PROBLEM REQUIREMENTS —
Rewrite the rows below, replacing "Crochets porte-vêtements" with "Patères" and changing nothing else. Omit the pictures from your answer.

EXERCISE MATERIAL —
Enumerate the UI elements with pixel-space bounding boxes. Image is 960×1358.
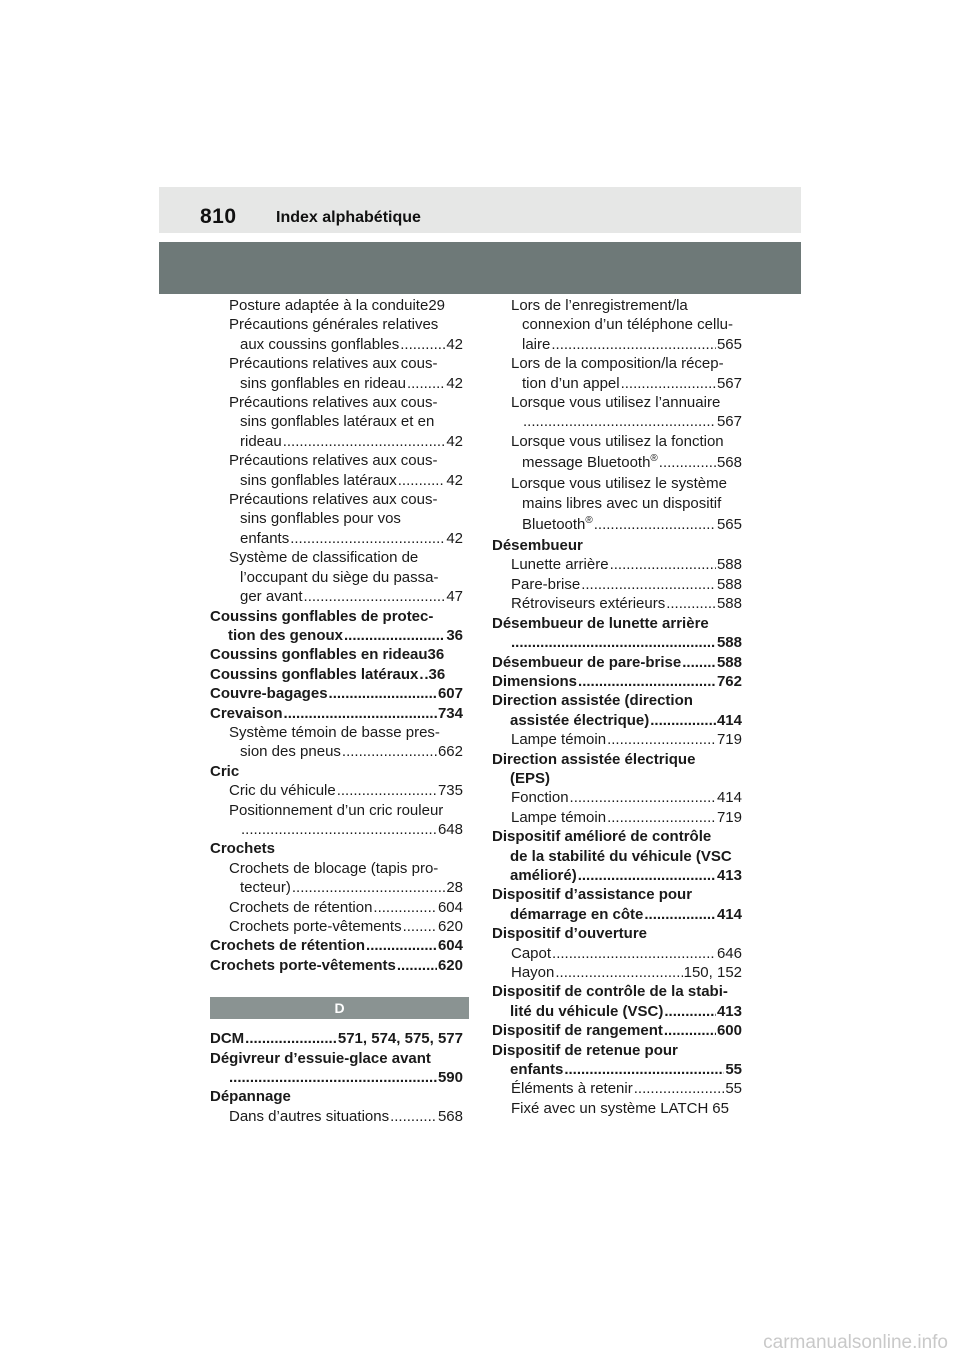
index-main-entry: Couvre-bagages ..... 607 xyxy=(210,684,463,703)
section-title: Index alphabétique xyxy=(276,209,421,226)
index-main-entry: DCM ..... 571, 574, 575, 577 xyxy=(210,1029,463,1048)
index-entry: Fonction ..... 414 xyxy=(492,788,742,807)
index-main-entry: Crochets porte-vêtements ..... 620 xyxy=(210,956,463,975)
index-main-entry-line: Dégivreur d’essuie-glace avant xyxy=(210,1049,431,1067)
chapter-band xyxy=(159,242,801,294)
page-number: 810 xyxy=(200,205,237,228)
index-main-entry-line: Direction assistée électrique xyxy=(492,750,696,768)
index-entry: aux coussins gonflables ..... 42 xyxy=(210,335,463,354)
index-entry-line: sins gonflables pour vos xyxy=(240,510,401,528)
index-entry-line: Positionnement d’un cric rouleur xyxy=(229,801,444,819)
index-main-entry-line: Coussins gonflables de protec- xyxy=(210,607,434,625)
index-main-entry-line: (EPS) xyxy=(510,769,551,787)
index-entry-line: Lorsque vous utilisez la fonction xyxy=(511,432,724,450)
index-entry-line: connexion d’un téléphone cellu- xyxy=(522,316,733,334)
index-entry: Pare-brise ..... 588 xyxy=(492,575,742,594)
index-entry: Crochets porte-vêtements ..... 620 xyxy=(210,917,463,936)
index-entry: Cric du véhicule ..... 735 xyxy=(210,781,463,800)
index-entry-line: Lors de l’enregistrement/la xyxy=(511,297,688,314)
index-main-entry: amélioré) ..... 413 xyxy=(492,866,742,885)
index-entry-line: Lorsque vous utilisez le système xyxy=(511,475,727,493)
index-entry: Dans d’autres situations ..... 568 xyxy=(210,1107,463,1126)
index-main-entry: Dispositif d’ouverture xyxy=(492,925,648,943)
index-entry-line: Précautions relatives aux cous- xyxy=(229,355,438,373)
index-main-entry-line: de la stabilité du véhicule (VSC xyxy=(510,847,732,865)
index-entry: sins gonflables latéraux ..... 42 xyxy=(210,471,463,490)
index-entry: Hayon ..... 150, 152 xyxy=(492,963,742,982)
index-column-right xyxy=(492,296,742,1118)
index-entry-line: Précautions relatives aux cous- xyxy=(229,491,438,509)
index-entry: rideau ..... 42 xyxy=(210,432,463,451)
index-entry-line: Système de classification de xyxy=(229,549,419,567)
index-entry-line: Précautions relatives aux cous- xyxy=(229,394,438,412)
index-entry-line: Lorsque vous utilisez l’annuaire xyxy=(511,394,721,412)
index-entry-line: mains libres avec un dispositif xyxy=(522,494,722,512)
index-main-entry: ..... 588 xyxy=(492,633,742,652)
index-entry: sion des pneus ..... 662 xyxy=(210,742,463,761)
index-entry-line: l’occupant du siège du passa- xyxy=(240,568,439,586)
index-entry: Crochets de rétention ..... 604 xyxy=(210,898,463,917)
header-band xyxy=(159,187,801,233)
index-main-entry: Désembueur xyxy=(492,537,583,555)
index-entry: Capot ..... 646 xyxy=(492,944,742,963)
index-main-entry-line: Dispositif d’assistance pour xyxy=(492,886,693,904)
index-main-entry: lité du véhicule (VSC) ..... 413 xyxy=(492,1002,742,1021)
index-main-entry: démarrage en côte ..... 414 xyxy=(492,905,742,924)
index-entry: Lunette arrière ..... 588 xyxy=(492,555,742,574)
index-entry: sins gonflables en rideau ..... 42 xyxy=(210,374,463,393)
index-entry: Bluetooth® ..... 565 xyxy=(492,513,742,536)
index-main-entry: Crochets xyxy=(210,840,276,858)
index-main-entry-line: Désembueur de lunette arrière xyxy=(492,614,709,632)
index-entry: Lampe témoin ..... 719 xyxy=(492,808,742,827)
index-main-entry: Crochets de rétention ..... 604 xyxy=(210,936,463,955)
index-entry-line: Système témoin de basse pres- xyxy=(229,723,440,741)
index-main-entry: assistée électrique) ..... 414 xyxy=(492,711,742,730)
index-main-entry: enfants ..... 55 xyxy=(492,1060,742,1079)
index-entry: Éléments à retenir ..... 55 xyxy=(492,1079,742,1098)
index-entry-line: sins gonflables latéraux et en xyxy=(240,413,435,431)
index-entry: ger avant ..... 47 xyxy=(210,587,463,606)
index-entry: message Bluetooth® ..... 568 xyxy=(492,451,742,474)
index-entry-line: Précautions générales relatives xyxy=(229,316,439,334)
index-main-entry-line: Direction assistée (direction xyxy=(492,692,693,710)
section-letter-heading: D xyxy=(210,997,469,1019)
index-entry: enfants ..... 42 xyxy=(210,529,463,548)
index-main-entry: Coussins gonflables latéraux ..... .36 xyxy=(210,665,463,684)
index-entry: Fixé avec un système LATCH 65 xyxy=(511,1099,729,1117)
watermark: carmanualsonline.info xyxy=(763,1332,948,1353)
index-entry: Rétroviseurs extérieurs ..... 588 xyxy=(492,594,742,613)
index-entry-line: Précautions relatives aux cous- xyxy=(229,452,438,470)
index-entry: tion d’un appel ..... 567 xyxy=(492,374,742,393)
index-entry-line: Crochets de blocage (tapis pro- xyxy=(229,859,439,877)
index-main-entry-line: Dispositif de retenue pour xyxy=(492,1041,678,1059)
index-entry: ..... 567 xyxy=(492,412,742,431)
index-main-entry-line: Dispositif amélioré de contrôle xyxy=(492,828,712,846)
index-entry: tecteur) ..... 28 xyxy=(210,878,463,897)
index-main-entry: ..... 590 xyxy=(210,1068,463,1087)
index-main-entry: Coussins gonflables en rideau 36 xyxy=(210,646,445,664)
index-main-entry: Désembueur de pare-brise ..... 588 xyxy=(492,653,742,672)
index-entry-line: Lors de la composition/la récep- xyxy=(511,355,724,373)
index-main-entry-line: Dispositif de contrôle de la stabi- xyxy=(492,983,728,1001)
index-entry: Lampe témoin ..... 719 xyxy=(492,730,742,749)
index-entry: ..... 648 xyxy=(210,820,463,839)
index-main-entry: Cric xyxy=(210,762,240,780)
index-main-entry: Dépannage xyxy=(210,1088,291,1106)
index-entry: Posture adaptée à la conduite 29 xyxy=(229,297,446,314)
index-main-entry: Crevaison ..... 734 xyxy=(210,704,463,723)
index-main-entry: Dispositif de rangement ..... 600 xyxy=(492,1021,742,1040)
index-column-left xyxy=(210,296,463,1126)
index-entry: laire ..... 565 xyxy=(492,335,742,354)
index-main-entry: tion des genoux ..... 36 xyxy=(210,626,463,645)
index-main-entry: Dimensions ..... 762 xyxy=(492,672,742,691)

FULL SOLUTION —
Enumerate the UI elements with pixel-space bounding boxes. Image is 960×1358.
index-main-entry: Couvre-bagages ..... 607 xyxy=(210,684,463,703)
section-title: Index alphabétique xyxy=(276,209,421,226)
index-main-entry: DCM ..... 571, 574, 575, 577 xyxy=(210,1029,463,1048)
index-entry: Fonction ..... 414 xyxy=(492,788,742,807)
index-main-entry: Patères ..... 620 xyxy=(210,956,463,975)
index-main-entry-line: Dégivreur d’essuie-glace avant xyxy=(210,1049,431,1067)
chapter-band xyxy=(159,242,801,294)
page-number: 810 xyxy=(200,205,237,228)
index-main-entry-line: Direction assistée électrique xyxy=(492,750,696,768)
index-entry: aux coussins gonflables ..... 42 xyxy=(210,335,463,354)
index-entry-line: sins gonflables pour vos xyxy=(240,510,401,528)
index-entry-line: Positionnement d’un cric rouleur xyxy=(229,801,444,819)
index-main-entry-line: Coussins gonflables de protec- xyxy=(210,607,434,625)
index-main-entry-line: (EPS) xyxy=(510,769,551,787)
index-entry-line: Lorsque vous utilisez la fonction xyxy=(511,432,724,450)
index-entry-line: connexion d’un téléphone cellu- xyxy=(522,316,733,334)
index-entry: Pare-brise ..... 588 xyxy=(492,575,742,594)
index-entry: Patères ..... 620 xyxy=(210,917,463,936)
index-entry: Cric du véhicule ..... 735 xyxy=(210,781,463,800)
index-entry-line: Lors de l’enregistrement/la xyxy=(511,297,688,314)
index-main-entry: amélioré) ..... 413 xyxy=(492,866,742,885)
index-entry-line: Lorsque vous utilisez le système xyxy=(511,475,727,493)
index-entry: Dans d’autres situations ..... 568 xyxy=(210,1107,463,1126)
index-main-entry: Dispositif d’ouverture xyxy=(492,925,648,943)
index-entry-line: Précautions relatives aux cous- xyxy=(229,355,438,373)
index-main-entry-line: de la stabilité du véhicule (VSC xyxy=(510,847,732,865)
index-entry: sins gonflables latéraux ..... 42 xyxy=(210,471,463,490)
index-entry: Hayon ..... 150, 152 xyxy=(492,963,742,982)
index-column-right xyxy=(492,296,742,1118)
index-entry-line: Précautions relatives aux cous- xyxy=(229,491,438,509)
index-entry: rideau ..... 42 xyxy=(210,432,463,451)
index-entry-line: Système de classification de xyxy=(229,549,419,567)
index-entry-line: Précautions relatives aux cous- xyxy=(229,394,438,412)
index-entry-line: Lorsque vous utilisez l’annuaire xyxy=(511,394,721,412)
index-entry-line: mains libres avec un dispositif xyxy=(522,494,722,512)
index-main-entry: ..... 588 xyxy=(492,633,742,652)
index-entry: sion des pneus ..... 662 xyxy=(210,742,463,761)
index-entry-line: l’occupant du siège du passa- xyxy=(240,568,439,586)
index-entry: Crochets de rétention ..... 604 xyxy=(210,898,463,917)
header-band xyxy=(159,187,801,233)
index-main-entry: Désembueur xyxy=(492,537,583,555)
index-entry: Capot ..... 646 xyxy=(492,944,742,963)
index-main-entry-line: Dispositif d’assistance pour xyxy=(492,886,693,904)
index-main-entry: lité du véhicule (VSC) ..... 413 xyxy=(492,1002,742,1021)
index-main-entry: démarrage en côte ..... 414 xyxy=(492,905,742,924)
index-entry: Lunette arrière ..... 588 xyxy=(492,555,742,574)
index-entry: sins gonflables en rideau ..... 42 xyxy=(210,374,463,393)
index-entry: Bluetooth® ..... 565 xyxy=(492,513,742,536)
index-main-entry: Crochets xyxy=(210,840,276,858)
index-main-entry-line: Désembueur de lunette arrière xyxy=(492,614,709,632)
index-entry: Lampe témoin ..... 719 xyxy=(492,808,742,827)
index-main-entry: Crochets de rétention ..... 604 xyxy=(210,936,463,955)
index-entry-line: Système témoin de basse pres- xyxy=(229,723,440,741)
index-main-entry: assistée électrique) ..... 414 xyxy=(492,711,742,730)
index-main-entry: enfants ..... 55 xyxy=(492,1060,742,1079)
index-entry: Éléments à retenir ..... 55 xyxy=(492,1079,742,1098)
index-entry-line: sins gonflables latéraux et en xyxy=(240,413,435,431)
index-entry: ger avant ..... 47 xyxy=(210,587,463,606)
index-entry: message Bluetooth® ..... 568 xyxy=(492,451,742,474)
index-entry-line: Précautions générales relatives xyxy=(229,316,439,334)
index-main-entry-line: Direction assistée (direction xyxy=(492,692,693,710)
section-letter-heading: D xyxy=(210,997,469,1019)
index-entry: enfants ..... 42 xyxy=(210,529,463,548)
index-main-entry: Coussins gonflables latéraux ..... .36 xyxy=(210,665,463,684)
index-entry: Fixé avec un système LATCH 65 xyxy=(511,1099,729,1117)
watermark: carmanualsonline.info xyxy=(763,1332,948,1353)
index-entry: Rétroviseurs extérieurs ..... 588 xyxy=(492,594,742,613)
index-entry-line: Précautions relatives aux cous- xyxy=(229,452,438,470)
index-entry: tion d’un appel ..... 567 xyxy=(492,374,742,393)
index-entry-line: Crochets de blocage (tapis pro- xyxy=(229,859,439,877)
index-main-entry-line: Dispositif de retenue pour xyxy=(492,1041,678,1059)
index-entry: ..... 567 xyxy=(492,412,742,431)
index-main-entry-line: Dispositif amélioré de contrôle xyxy=(492,828,712,846)
index-entry: tecteur) ..... 28 xyxy=(210,878,463,897)
index-main-entry: ..... 590 xyxy=(210,1068,463,1087)
index-main-entry: Coussins gonflables en rideau 36 xyxy=(210,646,445,664)
index-main-entry: Désembueur de pare-brise ..... 588 xyxy=(492,653,742,672)
index-entry-line: Lors de la composition/la récep- xyxy=(511,355,724,373)
index-main-entry-line: Dispositif de contrôle de la stabi- xyxy=(492,983,728,1001)
index-entry: Lampe témoin ..... 719 xyxy=(492,730,742,749)
index-entry: ..... 648 xyxy=(210,820,463,839)
index-main-entry: Cric xyxy=(210,762,240,780)
index-main-entry: Dépannage xyxy=(210,1088,291,1106)
index-entry: Posture adaptée à la conduite 29 xyxy=(229,297,446,314)
index-main-entry: Crevaison ..... 734 xyxy=(210,704,463,723)
index-main-entry: Dispositif de rangement ..... 600 xyxy=(492,1021,742,1040)
index-column-left xyxy=(210,296,463,1126)
index-entry: laire ..... 565 xyxy=(492,335,742,354)
index-main-entry: tion des genoux ..... 36 xyxy=(210,626,463,645)
index-main-entry: Dimensions ..... 762 xyxy=(492,672,742,691)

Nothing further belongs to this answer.